**WORK INSTRUCTIONS**
Go through the entries below and copy each line containing the word "true".

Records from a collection
════════════════
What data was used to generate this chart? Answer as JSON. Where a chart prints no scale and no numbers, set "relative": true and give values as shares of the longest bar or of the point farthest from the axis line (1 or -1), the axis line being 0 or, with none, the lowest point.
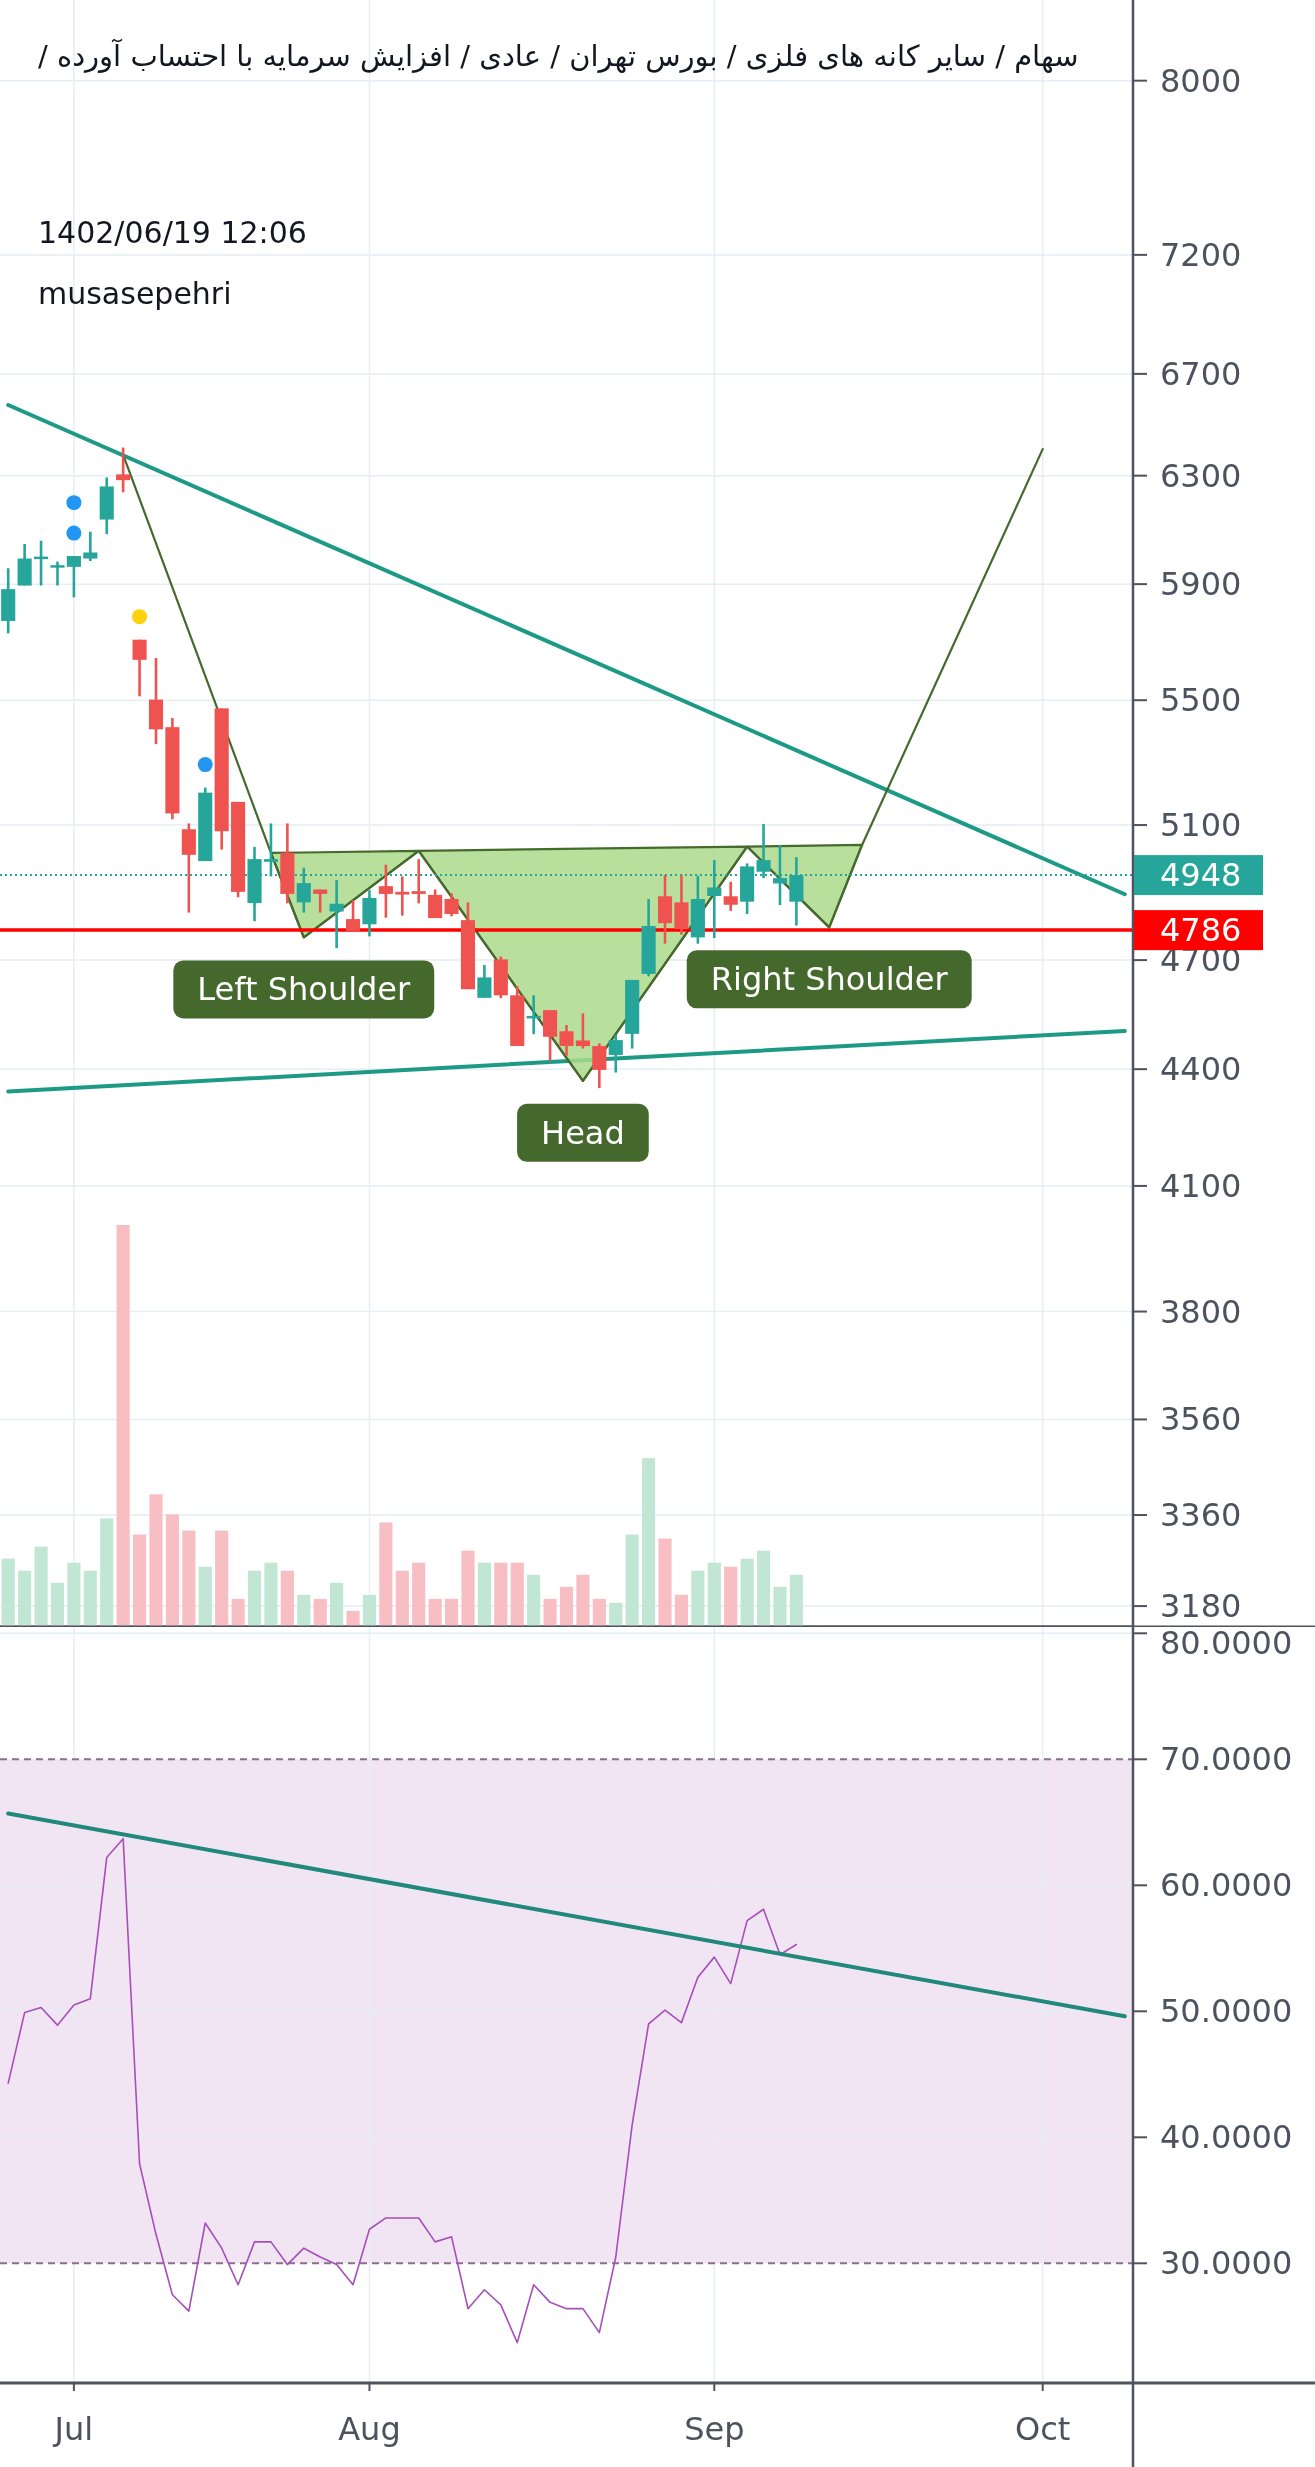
{
  "chart_data": [
    {
      "type": "candlestick",
      "title": "سهام / سایر کانه های فلزی / بورس تهران / عادی / افزایش سرمایه با احتساب آورده /",
      "annotations": [
        "1402/06/19 12:06",
        "musasepehri"
      ],
      "categories": [
        null,
        null,
        null,
        null,
        null,
        null,
        null,
        null,
        null,
        null,
        null,
        null,
        null,
        null,
        null,
        null,
        null,
        null,
        null,
        null,
        null,
        null,
        null,
        null,
        null,
        null,
        null,
        null,
        null,
        null,
        null,
        null,
        null,
        null,
        null,
        null,
        null,
        null,
        null,
        null,
        null,
        null,
        null,
        null,
        null,
        null,
        null,
        null,
        null,
        null,
        null,
        null,
        null,
        null,
        null,
        null,
        null,
        null,
        null,
        null,
        null,
        null,
        null,
        null,
        null,
        null,
        null,
        null,
        null
      ],
      "ohlc": [
        [
          5770,
          5957,
          5727,
          5882
        ],
        [
          5895,
          6045,
          5895,
          5992
        ],
        [
          5995,
          6057,
          5895,
          5999
        ],
        [
          5962,
          5981,
          5895,
          5968
        ],
        [
          5962,
          6001,
          5853,
          6001
        ],
        [
          5992,
          6090,
          5983,
          6014
        ],
        [
          6135,
          6293,
          6081,
          6259
        ],
        [
          6305,
          6408,
          6237,
          6283
        ],
        [
          5705,
          5705,
          5513,
          5636
        ],
        [
          5502,
          5642,
          5356,
          5404
        ],
        [
          5411,
          5441,
          5118,
          5136
        ],
        [
          5087,
          5105,
          4837,
          5009
        ],
        [
          4990,
          5217,
          4990,
          5201
        ],
        [
          5473,
          5473,
          5025,
          5081
        ],
        [
          5172,
          5172,
          4882,
          4898
        ],
        [
          4865,
          5033,
          4812,
          4996
        ],
        [
          4988,
          5105,
          4944,
          4996
        ],
        [
          5015,
          5105,
          4864,
          4892
        ],
        [
          4867,
          4970,
          4837,
          4924
        ],
        [
          4905,
          4905,
          4837,
          4892
        ],
        [
          4840,
          4933,
          4734,
          4863
        ],
        [
          4818,
          4873,
          4784,
          4784
        ],
        [
          4803,
          4903,
          4768,
          4880
        ],
        [
          4915,
          4979,
          4822,
          4892
        ],
        [
          4898,
          4944,
          4828,
          4890
        ],
        [
          4900,
          4996,
          4864,
          4892
        ],
        [
          4889,
          4905,
          4821,
          4821
        ],
        [
          4877,
          4894,
          4826,
          4833
        ],
        [
          4815,
          4867,
          4618,
          4618
        ],
        [
          4594,
          4686,
          4594,
          4651
        ],
        [
          4702,
          4710,
          4593,
          4601
        ],
        [
          4601,
          4626,
          4462,
          4462
        ],
        [
          4539,
          4601,
          4494,
          4544
        ],
        [
          4560,
          4560,
          4422,
          4487
        ],
        [
          4502,
          4519,
          4436,
          4462
        ],
        [
          4477,
          4551,
          4455,
          4462
        ],
        [
          4462,
          4469,
          4350,
          4398
        ],
        [
          4438,
          4492,
          4391,
          4478
        ],
        [
          4495,
          4644,
          4455,
          4644
        ],
        [
          4661,
          4877,
          4654,
          4798
        ],
        [
          4885,
          4948,
          4747,
          4806
        ],
        [
          4867,
          4948,
          4773,
          4789
        ],
        [
          4765,
          4946,
          4747,
          4877
        ],
        [
          4886,
          4993,
          4763,
          4911
        ],
        [
          4885,
          4928,
          4842,
          4860
        ],
        [
          4869,
          4983,
          4833,
          4974
        ],
        [
          4958,
          5103,
          4939,
          4993
        ],
        [
          4923,
          5039,
          4859,
          4939
        ],
        [
          4869,
          5002,
          4799,
          4948
        ],
        null,
        null,
        null,
        null,
        null,
        null,
        null,
        null,
        null,
        null,
        null,
        null,
        null,
        null,
        null,
        null,
        null,
        null,
        null,
        null
      ],
      "colors": [
        "#26a69a",
        "#26a69a",
        "#26a69a",
        "#26a69a",
        "#26a69a",
        "#26a69a",
        "#26a69a",
        "#ef5350",
        "#ef5350",
        "#ef5350",
        "#ef5350",
        "#ef5350",
        "#26a69a",
        "#ef5350",
        "#ef5350",
        "#26a69a",
        "#26a69a",
        "#ef5350",
        "#26a69a",
        "#ef5350",
        "#26a69a",
        "#ef5350",
        "#26a69a",
        "#ef5350",
        "#ef5350",
        "#ef5350",
        "#ef5350",
        "#ef5350",
        "#ef5350",
        "#26a69a",
        "#ef5350",
        "#ef5350",
        "#26a69a",
        "#ef5350",
        "#ef5350",
        "#ef5350",
        "#ef5350",
        "#26a69a",
        "#26a69a",
        "#26a69a",
        "#ef5350",
        "#ef5350",
        "#26a69a",
        "#26a69a",
        "#ef5350",
        "#26a69a",
        "#26a69a",
        "#26a69a",
        "#26a69a",
        null,
        null,
        null,
        null,
        null,
        null,
        null,
        null,
        null,
        null,
        null,
        null,
        null,
        null,
        null,
        null,
        null,
        null,
        null,
        null
      ],
      "series": [
        {
          "type": "line",
          "color": "#1d9a85",
          "values": [
            6575,
            null,
            null,
            null,
            null,
            null,
            null,
            null,
            null,
            null,
            null,
            null,
            null,
            null,
            null,
            null,
            null,
            null,
            null,
            null,
            null,
            null,
            null,
            null,
            null,
            null,
            null,
            null,
            null,
            null,
            null,
            null,
            null,
            null,
            null,
            null,
            null,
            null,
            null,
            null,
            null,
            null,
            null,
            null,
            null,
            null,
            null,
            null,
            null,
            null,
            null,
            null,
            null,
            null,
            null,
            null,
            null,
            null,
            null,
            null,
            null,
            null,
            null,
            null,
            null,
            null,
            null,
            null,
            4891
          ]
        },
        {
          "type": "line",
          "color": "#1d9a85",
          "values": [
            4341,
            null,
            null,
            null,
            null,
            null,
            null,
            null,
            null,
            null,
            null,
            null,
            null,
            null,
            null,
            null,
            null,
            null,
            null,
            null,
            null,
            null,
            null,
            null,
            null,
            null,
            null,
            null,
            null,
            null,
            null,
            null,
            null,
            null,
            null,
            null,
            null,
            null,
            null,
            null,
            null,
            null,
            null,
            null,
            null,
            null,
            null,
            null,
            null,
            null,
            null,
            null,
            null,
            null,
            null,
            null,
            null,
            null,
            null,
            null,
            null,
            null,
            null,
            null,
            null,
            null,
            null,
            null,
            4503
          ]
        },
        {
          "type": "line",
          "color": "#466a2e",
          "values": [
            null,
            null,
            null,
            null,
            null,
            null,
            null,
            6380,
            null,
            null,
            null,
            null,
            null,
            null,
            null,
            null,
            5015,
            null,
            4765,
            null,
            null,
            null,
            null,
            null,
            null,
            5021,
            null,
            null,
            null,
            null,
            null,
            null,
            null,
            null,
            null,
            4369,
            null,
            null,
            null,
            null,
            null,
            null,
            null,
            null,
            null,
            5034,
            null,
            null,
            null,
            null,
            4794,
            null,
            5039,
            null,
            null,
            null,
            null,
            null,
            null,
            null,
            null,
            null,
            null,
            6402,
            null,
            null,
            null,
            null,
            null
          ],
          "upper": [
            null,
            null,
            null,
            null,
            null,
            null,
            null,
            null,
            null,
            null,
            null,
            null,
            null,
            null,
            null,
            null,
            5015,
            null,
            5016,
            null,
            null,
            null,
            null,
            null,
            null,
            5021,
            null,
            null,
            null,
            null,
            null,
            null,
            null,
            null,
            null,
            5028,
            null,
            null,
            null,
            null,
            null,
            null,
            null,
            null,
            null,
            5034,
            null,
            null,
            null,
            null,
            5038,
            null,
            5039,
            null,
            null,
            null,
            null,
            null,
            null,
            null,
            null,
            null,
            null,
            null,
            null,
            null,
            null,
            null,
            null
          ],
          "lower": [
            null,
            null,
            null,
            null,
            null,
            null,
            null,
            null,
            null,
            null,
            null,
            null,
            null,
            null,
            null,
            null,
            5015,
            null,
            4765,
            null,
            null,
            null,
            null,
            null,
            null,
            5021,
            null,
            null,
            null,
            null,
            null,
            null,
            null,
            null,
            null,
            4369,
            null,
            null,
            null,
            null,
            null,
            null,
            null,
            null,
            null,
            5034,
            null,
            null,
            null,
            null,
            4794,
            null,
            5039,
            null,
            null,
            null,
            null,
            null,
            null,
            null,
            null,
            null,
            null,
            null,
            null,
            null,
            null,
            null,
            null
          ],
          "value_labels": [
            null,
            null,
            null,
            null,
            null,
            null,
            null,
            null,
            null,
            null,
            null,
            null,
            null,
            null,
            null,
            null,
            null,
            null,
            "Left Shoulder",
            null,
            null,
            null,
            null,
            null,
            null,
            null,
            null,
            null,
            null,
            null,
            null,
            null,
            null,
            null,
            null,
            "Head",
            null,
            null,
            null,
            null,
            null,
            null,
            null,
            null,
            null,
            null,
            null,
            null,
            null,
            null,
            "Right Shoulder",
            null,
            null,
            null,
            null,
            null,
            null,
            null,
            null,
            null,
            null,
            null,
            null,
            null,
            null,
            null,
            null,
            null,
            null
          ]
        },
        {
          "type": "scatter",
          "color": "#2196f3",
          "marker": "circle",
          "values": [
            null,
            null,
            null,
            null,
            6198,
            null,
            null,
            null,
            null,
            null,
            null,
            null,
            5290,
            null,
            null,
            null,
            null,
            null,
            null,
            null,
            null,
            null,
            null,
            null,
            null,
            null,
            null,
            null,
            null,
            null,
            null,
            null,
            null,
            null,
            null,
            null,
            null,
            null,
            null,
            null,
            null,
            null,
            null,
            null,
            null,
            null,
            null,
            null,
            null,
            null,
            null,
            null,
            null,
            null,
            null,
            null,
            null,
            null,
            null,
            null,
            null,
            null,
            null,
            null,
            null,
            null,
            null,
            null,
            null
          ]
        },
        {
          "type": "scatter",
          "color": "#2196f3",
          "marker": "circle",
          "values": [
            null,
            null,
            null,
            null,
            6085,
            null,
            null,
            null,
            null,
            null,
            null,
            null,
            null,
            null,
            null,
            null,
            null,
            null,
            null,
            null,
            null,
            null,
            null,
            null,
            null,
            null,
            null,
            null,
            null,
            null,
            null,
            null,
            null,
            null,
            null,
            null,
            null,
            null,
            null,
            null,
            null,
            null,
            null,
            null,
            null,
            null,
            null,
            null,
            null,
            null,
            null,
            null,
            null,
            null,
            null,
            null,
            null,
            null,
            null,
            null,
            null,
            null,
            null,
            null,
            null,
            null,
            null,
            null,
            null
          ]
        },
        {
          "type": "scatter",
          "color": "#fcd20c",
          "marker": "circle",
          "values": [
            null,
            null,
            null,
            null,
            null,
            null,
            null,
            null,
            5785,
            null,
            null,
            null,
            null,
            null,
            null,
            null,
            null,
            null,
            null,
            null,
            null,
            null,
            null,
            null,
            null,
            null,
            null,
            null,
            null,
            null,
            null,
            null,
            null,
            null,
            null,
            null,
            null,
            null,
            null,
            null,
            null,
            null,
            null,
            null,
            null,
            null,
            null,
            null,
            null,
            null,
            null,
            null,
            null,
            null,
            null,
            null,
            null,
            null,
            null,
            null,
            null,
            null,
            null,
            null,
            null,
            null,
            null,
            null,
            null
          ]
        }
      ],
      "ylim": [
        3140,
        8400
      ],
      "yticks": [
        3180,
        3360,
        3560,
        3800,
        4100,
        4400,
        4700,
        5100,
        5500,
        5900,
        6300,
        6700,
        7200,
        8000
      ],
      "log": true,
      "grid": true,
      "tick_labels": "y",
      "ref_lines": [
        {
          "axis": "y",
          "value": 4948,
          "label": "4948",
          "color": "#26a69a",
          "line_style": "dotted"
        },
        {
          "axis": "y",
          "value": 4786,
          "label": "4786",
          "color": "#ff0000"
        }
      ]
    },
    {
      "type": "bar",
      "relative": true,
      "tick_labels": false,
      "categories": [
        null,
        null,
        null,
        null,
        null,
        null,
        null,
        null,
        null,
        null,
        null,
        null,
        null,
        null,
        null,
        null,
        null,
        null,
        null,
        null,
        null,
        null,
        null,
        null,
        null,
        null,
        null,
        null,
        null,
        null,
        null,
        null,
        null,
        null,
        null,
        null,
        null,
        null,
        null,
        null,
        null,
        null,
        null,
        null,
        null,
        null,
        null,
        null,
        null,
        null,
        null,
        null,
        null,
        null,
        null,
        null,
        null,
        null,
        null,
        null,
        null,
        null,
        null,
        null,
        null,
        null,
        null,
        null,
        null
      ],
      "values": [
        0.17,
        0.14,
        0.2,
        0.11,
        0.16,
        0.14,
        0.27,
        1,
        0.23,
        0.33,
        0.28,
        0.24,
        0.15,
        0.24,
        0.07,
        0.14,
        0.16,
        0.14,
        0.08,
        0.07,
        0.11,
        0.04,
        0.08,
        0.26,
        0.14,
        0.16,
        0.07,
        0.07,
        0.19,
        0.16,
        0.16,
        0.16,
        0.13,
        0.07,
        0.1,
        0.13,
        0.07,
        0.06,
        0.23,
        0.42,
        0.22,
        0.08,
        0.14,
        0.16,
        0.15,
        0.17,
        0.19,
        0.1,
        0.13,
        null,
        null,
        null,
        null,
        null,
        null,
        null,
        null,
        null,
        null,
        null,
        null,
        null,
        null,
        null,
        null,
        null,
        null,
        null,
        null
      ],
      "colors": [
        "#c2e6d4",
        "#c2e6d4",
        "#c2e6d4",
        "#c2e6d4",
        "#c2e6d4",
        "#c2e6d4",
        "#c2e6d4",
        "#f7bfc3",
        "#f7bfc3",
        "#f7bfc3",
        "#f7bfc3",
        "#f7bfc3",
        "#c2e6d4",
        "#f7bfc3",
        "#f7bfc3",
        "#c2e6d4",
        "#c2e6d4",
        "#f7bfc3",
        "#c2e6d4",
        "#f7bfc3",
        "#c2e6d4",
        "#f7bfc3",
        "#c2e6d4",
        "#f7bfc3",
        "#f7bfc3",
        "#f7bfc3",
        "#f7bfc3",
        "#f7bfc3",
        "#f7bfc3",
        "#c2e6d4",
        "#f7bfc3",
        "#f7bfc3",
        "#c2e6d4",
        "#f7bfc3",
        "#f7bfc3",
        "#f7bfc3",
        "#f7bfc3",
        "#c2e6d4",
        "#c2e6d4",
        "#c2e6d4",
        "#f7bfc3",
        "#f7bfc3",
        "#c2e6d4",
        "#c2e6d4",
        "#f7bfc3",
        "#c2e6d4",
        "#c2e6d4",
        "#c2e6d4",
        "#c2e6d4",
        null,
        null,
        null,
        null,
        null,
        null,
        null,
        null,
        null,
        null,
        null,
        null,
        null,
        null,
        null,
        null,
        null,
        null,
        null,
        null
      ]
    },
    {
      "type": "line",
      "categories": [
        null,
        null,
        null,
        null,
        "Jul",
        null,
        null,
        null,
        null,
        null,
        null,
        null,
        null,
        null,
        null,
        null,
        null,
        null,
        null,
        null,
        null,
        null,
        "Aug",
        null,
        null,
        null,
        null,
        null,
        null,
        null,
        null,
        null,
        null,
        null,
        null,
        null,
        null,
        null,
        null,
        null,
        null,
        null,
        null,
        "Sep",
        null,
        null,
        null,
        null,
        null,
        null,
        null,
        null,
        null,
        null,
        null,
        null,
        null,
        null,
        null,
        null,
        null,
        null,
        null,
        "Oct",
        null,
        null,
        null,
        null,
        null
      ],
      "series": [
        {
          "color": "#a64fb8",
          "values": [
            44.3,
            49.9,
            50.3,
            48.9,
            50.5,
            51.0,
            62.2,
            63.7,
            37.9,
            32.3,
            27.5,
            26.2,
            33.2,
            31.2,
            28.3,
            31.7,
            31.7,
            29.9,
            31.2,
            30.5,
            29.9,
            28.3,
            32.7,
            33.6,
            33.6,
            33.6,
            31.7,
            32.1,
            26.4,
            27.9,
            26.7,
            23.7,
            28.3,
            26.9,
            26.4,
            26.4,
            24.5,
            30.5,
            41.0,
            49.0,
            50.1,
            49.1,
            52.7,
            54.3,
            52.2,
            57.2,
            58.1,
            54.5,
            55.3,
            null,
            null,
            null,
            null,
            null,
            null,
            null,
            null,
            null,
            null,
            null,
            null,
            null,
            null,
            null,
            null,
            null,
            null,
            null,
            null
          ]
        },
        {
          "type": "line",
          "color": "#20897b",
          "values": [
            65.7,
            null,
            null,
            null,
            null,
            null,
            null,
            null,
            null,
            null,
            null,
            null,
            null,
            null,
            null,
            null,
            null,
            null,
            null,
            null,
            null,
            null,
            null,
            null,
            null,
            null,
            null,
            null,
            null,
            null,
            null,
            null,
            null,
            null,
            null,
            null,
            null,
            null,
            null,
            null,
            null,
            null,
            null,
            null,
            null,
            null,
            null,
            null,
            null,
            null,
            null,
            null,
            null,
            null,
            null,
            null,
            null,
            null,
            null,
            null,
            null,
            null,
            null,
            null,
            null,
            null,
            null,
            null,
            49.6
          ]
        }
      ],
      "ylim": [
        20.5,
        80.5
      ],
      "yticks": [
        {
          "value": 30,
          "label": "30.0000"
        },
        {
          "value": 40,
          "label": "40.0000"
        },
        {
          "value": 50,
          "label": "50.0000"
        },
        {
          "value": 60,
          "label": "60.0000"
        },
        {
          "value": 70,
          "label": "70.0000"
        },
        {
          "value": 80,
          "label": "80.0000"
        }
      ],
      "grid": true,
      "bands": [
        {
          "axis": "y",
          "from": 30,
          "to": 70,
          "color": "#f1e5f3"
        }
      ]
    }
  ]
}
════════════════
**OUTPUT OF THE EXERCISE**
What data was used to generate this chart? Answer as JSON. Where a chart prints no scale and no numbers, set "relative": true and give values as shares of the longest bar or of the point farthest from the axis line (1 or -1), the axis line being 0 or, with none, the lowest point.
      "log": true,
      "grid": true,
      "relative": true,
      "grid": true,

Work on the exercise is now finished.